# [Short exercise]
Put every line of the material below into a numbered list, leaving out any blank lines.

# [Task input]
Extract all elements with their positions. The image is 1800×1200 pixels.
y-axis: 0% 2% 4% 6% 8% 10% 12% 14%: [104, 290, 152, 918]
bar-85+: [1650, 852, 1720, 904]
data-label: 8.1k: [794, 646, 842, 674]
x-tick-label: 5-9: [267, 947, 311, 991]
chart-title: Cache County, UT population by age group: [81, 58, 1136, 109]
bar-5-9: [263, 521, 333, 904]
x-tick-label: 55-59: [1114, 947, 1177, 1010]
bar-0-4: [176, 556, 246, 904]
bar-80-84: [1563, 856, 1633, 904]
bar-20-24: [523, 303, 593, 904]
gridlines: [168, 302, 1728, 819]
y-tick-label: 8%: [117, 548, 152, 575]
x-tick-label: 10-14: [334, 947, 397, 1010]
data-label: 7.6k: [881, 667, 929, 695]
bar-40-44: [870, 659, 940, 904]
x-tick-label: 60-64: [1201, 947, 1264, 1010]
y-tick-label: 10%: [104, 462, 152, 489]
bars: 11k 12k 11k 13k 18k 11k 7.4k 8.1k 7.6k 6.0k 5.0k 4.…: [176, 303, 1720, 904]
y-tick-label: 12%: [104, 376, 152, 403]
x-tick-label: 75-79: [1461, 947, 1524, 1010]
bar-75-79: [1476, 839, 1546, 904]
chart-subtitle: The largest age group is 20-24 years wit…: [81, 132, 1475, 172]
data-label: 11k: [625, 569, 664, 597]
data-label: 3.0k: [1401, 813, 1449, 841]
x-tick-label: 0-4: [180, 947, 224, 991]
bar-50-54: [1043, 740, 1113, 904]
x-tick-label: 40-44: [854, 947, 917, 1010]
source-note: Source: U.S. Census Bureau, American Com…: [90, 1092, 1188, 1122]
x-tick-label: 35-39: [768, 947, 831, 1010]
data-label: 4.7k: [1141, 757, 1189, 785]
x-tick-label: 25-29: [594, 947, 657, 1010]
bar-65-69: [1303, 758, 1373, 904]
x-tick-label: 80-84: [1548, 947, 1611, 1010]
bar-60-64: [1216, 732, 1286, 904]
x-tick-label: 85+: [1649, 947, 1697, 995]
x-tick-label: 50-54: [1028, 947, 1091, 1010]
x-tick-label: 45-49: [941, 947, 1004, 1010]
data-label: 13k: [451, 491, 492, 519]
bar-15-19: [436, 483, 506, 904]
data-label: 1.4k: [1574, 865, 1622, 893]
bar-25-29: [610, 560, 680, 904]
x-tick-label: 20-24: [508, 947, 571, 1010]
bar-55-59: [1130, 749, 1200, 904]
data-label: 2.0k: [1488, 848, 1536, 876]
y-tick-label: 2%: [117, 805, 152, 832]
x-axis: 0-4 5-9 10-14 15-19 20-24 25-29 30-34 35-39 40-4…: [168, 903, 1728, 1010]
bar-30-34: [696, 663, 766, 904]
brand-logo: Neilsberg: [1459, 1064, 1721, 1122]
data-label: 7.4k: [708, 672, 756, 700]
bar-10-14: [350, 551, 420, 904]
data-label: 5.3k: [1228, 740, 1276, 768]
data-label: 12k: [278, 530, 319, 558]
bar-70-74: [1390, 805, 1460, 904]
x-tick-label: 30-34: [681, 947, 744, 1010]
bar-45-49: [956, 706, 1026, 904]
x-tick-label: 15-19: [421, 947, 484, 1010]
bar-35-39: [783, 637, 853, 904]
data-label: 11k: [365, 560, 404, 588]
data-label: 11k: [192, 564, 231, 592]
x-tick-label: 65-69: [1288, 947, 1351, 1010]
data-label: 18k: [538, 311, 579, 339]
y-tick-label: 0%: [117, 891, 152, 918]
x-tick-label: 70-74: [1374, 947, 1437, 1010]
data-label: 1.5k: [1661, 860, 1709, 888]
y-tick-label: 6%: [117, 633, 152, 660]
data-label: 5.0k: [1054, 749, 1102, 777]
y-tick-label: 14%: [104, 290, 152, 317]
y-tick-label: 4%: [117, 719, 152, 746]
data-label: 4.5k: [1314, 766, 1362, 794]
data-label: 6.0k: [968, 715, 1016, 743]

# [Task response]
1. Extract all elements with their positions. The image is 1800×1200 pixels.
2. y-axis: 0% 2% 4% 6% 8% 10% 12% 14%: [104, 290, 152, 918]
3. bar-85+: [1650, 852, 1720, 904]
4. data-label: 8.1k: [794, 646, 842, 674]
5. x-tick-label: 5-9: [267, 947, 311, 991]
6. chart-title: Cache County, UT population by age group: [81, 58, 1136, 109]
7. bar-5-9: [263, 521, 333, 904]
8. x-tick-label: 55-59: [1114, 947, 1177, 1010]
9. bar-0-4: [176, 556, 246, 904]
10. bar-80-84: [1563, 856, 1633, 904]
11. bar-20-24: [523, 303, 593, 904]
12. gridlines: [168, 302, 1728, 819]
13. y-tick-label: 8%: [117, 548, 152, 575]
14. x-tick-label: 10-14: [334, 947, 397, 1010]
15. data-label: 7.6k: [881, 667, 929, 695]
16. bar-40-44: [870, 659, 940, 904]
17. x-tick-label: 60-64: [1201, 947, 1264, 1010]
18. y-tick-label: 10%: [104, 462, 152, 489]
19. bars: 11k 12k 11k 13k 18k 11k 7.4k 8.1k 7.6k 6.0k 5.0k 4.…: [176, 303, 1720, 904]
20. y-tick-label: 12%: [104, 376, 152, 403]
21. x-tick-label: 75-79: [1461, 947, 1524, 1010]
22. bar-75-79: [1476, 839, 1546, 904]
23. chart-subtitle: The largest age group is 20-24 years wit…: [81, 132, 1475, 172]
24. data-label: 11k: [625, 569, 664, 597]
25. data-label: 3.0k: [1401, 813, 1449, 841]
26. x-tick-label: 0-4: [180, 947, 224, 991]
27. bar-50-54: [1043, 740, 1113, 904]
28. x-tick-label: 40-44: [854, 947, 917, 1010]
29. source-note: Source: U.S. Census Bureau, American Com…: [90, 1092, 1188, 1122]
30. x-tick-label: 35-39: [768, 947, 831, 1010]
31. data-label: 4.7k: [1141, 757, 1189, 785]
32. x-tick-label: 25-29: [594, 947, 657, 1010]
33. bar-65-69: [1303, 758, 1373, 904]
34. x-tick-label: 80-84: [1548, 947, 1611, 1010]
35. bar-60-64: [1216, 732, 1286, 904]
36. x-tick-label: 85+: [1649, 947, 1697, 995]
37. x-tick-label: 50-54: [1028, 947, 1091, 1010]
38. x-tick-label: 45-49: [941, 947, 1004, 1010]
39. data-label: 13k: [451, 491, 492, 519]
40. bar-15-19: [436, 483, 506, 904]
41. data-label: 1.4k: [1574, 865, 1622, 893]
42. bar-25-29: [610, 560, 680, 904]
43. x-tick-label: 20-24: [508, 947, 571, 1010]
44. bar-55-59: [1130, 749, 1200, 904]
45. data-label: 2.0k: [1488, 848, 1536, 876]
46. y-tick-label: 2%: [117, 805, 152, 832]
47. x-axis: 0-4 5-9 10-14 15-19 20-24 25-29 30-34 35-39 40-4…: [168, 903, 1728, 1010]
48. bar-30-34: [696, 663, 766, 904]
49. brand-logo: Neilsberg: [1459, 1064, 1721, 1122]
50. data-label: 7.4k: [708, 672, 756, 700]
51. bar-10-14: [350, 551, 420, 904]
52. data-label: 5.3k: [1228, 740, 1276, 768]
53. data-label: 12k: [278, 530, 319, 558]
54. bar-70-74: [1390, 805, 1460, 904]
55. x-tick-label: 30-34: [681, 947, 744, 1010]
56. bar-45-49: [956, 706, 1026, 904]
57. x-tick-label: 15-19: [421, 947, 484, 1010]
58. bar-35-39: [783, 637, 853, 904]
59. data-label: 11k: [365, 560, 404, 588]
60. data-label: 11k: [192, 564, 231, 592]
61. x-tick-label: 65-69: [1288, 947, 1351, 1010]
62. data-label: 18k: [538, 311, 579, 339]
63. y-tick-label: 0%: [117, 891, 152, 918]
64. x-tick-label: 70-74: [1374, 947, 1437, 1010]
65. data-label: 1.5k: [1661, 860, 1709, 888]
66. y-tick-label: 6%: [117, 633, 152, 660]
67. data-label: 5.0k: [1054, 749, 1102, 777]
68. y-tick-label: 14%: [104, 290, 152, 317]
69. y-tick-label: 4%: [117, 719, 152, 746]
70. data-label: 4.5k: [1314, 766, 1362, 794]
71. data-label: 6.0k: [968, 715, 1016, 743]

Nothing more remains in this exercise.